— The data —
========

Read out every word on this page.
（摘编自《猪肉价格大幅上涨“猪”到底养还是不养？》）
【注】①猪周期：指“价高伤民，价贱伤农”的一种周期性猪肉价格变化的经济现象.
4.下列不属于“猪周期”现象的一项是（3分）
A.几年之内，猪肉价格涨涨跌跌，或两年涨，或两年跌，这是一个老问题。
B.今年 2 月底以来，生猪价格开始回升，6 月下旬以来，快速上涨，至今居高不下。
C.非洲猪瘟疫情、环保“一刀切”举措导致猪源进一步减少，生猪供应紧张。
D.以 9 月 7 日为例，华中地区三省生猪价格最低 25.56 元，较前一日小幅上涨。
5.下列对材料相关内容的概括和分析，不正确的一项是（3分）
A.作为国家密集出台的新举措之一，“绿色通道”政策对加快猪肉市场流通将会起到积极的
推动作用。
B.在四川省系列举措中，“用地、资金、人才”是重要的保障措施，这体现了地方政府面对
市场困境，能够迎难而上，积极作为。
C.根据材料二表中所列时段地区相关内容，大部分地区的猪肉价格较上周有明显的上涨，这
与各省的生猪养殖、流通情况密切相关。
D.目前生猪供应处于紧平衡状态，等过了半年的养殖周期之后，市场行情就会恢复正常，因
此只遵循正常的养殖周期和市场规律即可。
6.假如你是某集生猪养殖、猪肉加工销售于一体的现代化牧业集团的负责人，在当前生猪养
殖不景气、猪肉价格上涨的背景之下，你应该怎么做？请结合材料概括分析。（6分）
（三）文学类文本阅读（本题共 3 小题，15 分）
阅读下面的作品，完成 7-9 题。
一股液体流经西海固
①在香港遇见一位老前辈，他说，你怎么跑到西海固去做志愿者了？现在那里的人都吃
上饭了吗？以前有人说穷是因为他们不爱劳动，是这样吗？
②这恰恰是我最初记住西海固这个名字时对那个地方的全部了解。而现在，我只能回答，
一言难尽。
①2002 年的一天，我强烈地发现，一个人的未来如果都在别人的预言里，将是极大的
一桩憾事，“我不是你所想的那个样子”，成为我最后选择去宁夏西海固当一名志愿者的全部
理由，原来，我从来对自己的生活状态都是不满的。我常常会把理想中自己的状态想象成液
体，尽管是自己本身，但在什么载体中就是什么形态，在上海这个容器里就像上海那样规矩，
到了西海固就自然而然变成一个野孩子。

========

— Exercise requirements —
The entries above must be returned in full, exactly as shown.

— Answer to the exercise —
Read out every word on this page.
（摘编自《猪肉价格大幅上涨“猪”到底养还是不养？》）
【注】①猪周期：指“价高伤民，价贱伤农”的一种周期性猪肉价格变化的经济现象.
4.下列不属于“猪周期”现象的一项是（3分）
A.几年之内，猪肉价格涨涨跌跌，或两年涨，或两年跌，这是一个老问题。
B.今年 2 月底以来，生猪价格开始回升，6 月下旬以来，快速上涨，至今居高不下。
C.非洲猪瘟疫情、环保“一刀切”举措导致猪源进一步减少，生猪供应紧张。
D.以 9 月 7 日为例，华中地区三省生猪价格最低 25.56 元，较前一日小幅上涨。
5.下列对材料相关内容的概括和分析，不正确的一项是（3分）
A.作为国家密集出台的新举措之一，“绿色通道”政策对加快猪肉市场流通将会起到积极的
推动作用。
B.在四川省系列举措中，“用地、资金、人才”是重要的保障措施，这体现了地方政府面对
市场困境，能够迎难而上，积极作为。
C.根据材料二表中所列时段地区相关内容，大部分地区的猪肉价格较上周有明显的上涨，这
与各省的生猪养殖、流通情况密切相关。
D.目前生猪供应处于紧平衡状态，等过了半年的养殖周期之后，市场行情就会恢复正常，因
此只遵循正常的养殖周期和市场规律即可。
6.假如你是某集生猪养殖、猪肉加工销售于一体的现代化牧业集团的负责人，在当前生猪养
殖不景气、猪肉价格上涨的背景之下，你应该怎么做？请结合材料概括分析。（6分）
（三）文学类文本阅读（本题共 3 小题，15 分）
阅读下面的作品，完成 7-9 题。
一股液体流经西海固
①在香港遇见一位老前辈，他说，你怎么跑到西海固去做志愿者了？现在那里的人都吃
上饭了吗？以前有人说穷是因为他们不爱劳动，是这样吗？
②这恰恰是我最初记住西海固这个名字时对那个地方的全部了解。而现在，我只能回答，
一言难尽。
①2002 年的一天，我强烈地发现，一个人的未来如果都在别人的预言里，将是极大的
一桩憾事，“我不是你所想的那个样子”，成为我最后选择去宁夏西海固当一名志愿者的全部
理由，原来，我从来对自己的生活状态都是不满的。我常常会把理想中自己的状态想象成液
体，尽管是自己本身，但在什么载体中就是什么形态，在上海这个容器里就像上海那样规矩，
到了西海固就自然而然变成一个野孩子。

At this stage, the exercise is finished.